Records from a dataset:
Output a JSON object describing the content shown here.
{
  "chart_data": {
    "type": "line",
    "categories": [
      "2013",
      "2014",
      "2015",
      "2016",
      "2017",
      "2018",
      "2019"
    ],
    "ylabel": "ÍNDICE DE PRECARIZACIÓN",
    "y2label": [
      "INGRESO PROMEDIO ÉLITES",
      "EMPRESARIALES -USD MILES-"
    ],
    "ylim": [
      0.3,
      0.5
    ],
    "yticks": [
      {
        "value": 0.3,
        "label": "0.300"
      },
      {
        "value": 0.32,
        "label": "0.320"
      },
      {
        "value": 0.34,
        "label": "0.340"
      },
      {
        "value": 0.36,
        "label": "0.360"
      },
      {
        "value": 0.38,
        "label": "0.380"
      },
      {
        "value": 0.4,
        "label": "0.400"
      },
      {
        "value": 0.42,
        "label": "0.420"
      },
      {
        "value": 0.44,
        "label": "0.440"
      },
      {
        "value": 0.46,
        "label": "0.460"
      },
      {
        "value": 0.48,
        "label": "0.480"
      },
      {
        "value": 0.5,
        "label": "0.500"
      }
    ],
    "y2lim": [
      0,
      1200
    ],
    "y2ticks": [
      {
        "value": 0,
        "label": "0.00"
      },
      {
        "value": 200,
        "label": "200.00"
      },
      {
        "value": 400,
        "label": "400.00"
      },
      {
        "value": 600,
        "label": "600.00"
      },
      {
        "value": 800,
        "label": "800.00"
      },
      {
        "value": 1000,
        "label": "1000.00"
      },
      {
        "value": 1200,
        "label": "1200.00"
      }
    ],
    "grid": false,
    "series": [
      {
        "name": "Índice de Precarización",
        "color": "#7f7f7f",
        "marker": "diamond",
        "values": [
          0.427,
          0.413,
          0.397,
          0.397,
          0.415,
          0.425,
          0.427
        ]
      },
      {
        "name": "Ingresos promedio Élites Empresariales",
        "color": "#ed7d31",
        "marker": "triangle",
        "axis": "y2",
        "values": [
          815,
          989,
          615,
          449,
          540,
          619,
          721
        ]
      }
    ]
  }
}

What needs to be done: Show every line that contains the word "name".

Written reply:
        "name": "Índice de Precarización",
        "name": "Ingresos promedio Élites Empresariales",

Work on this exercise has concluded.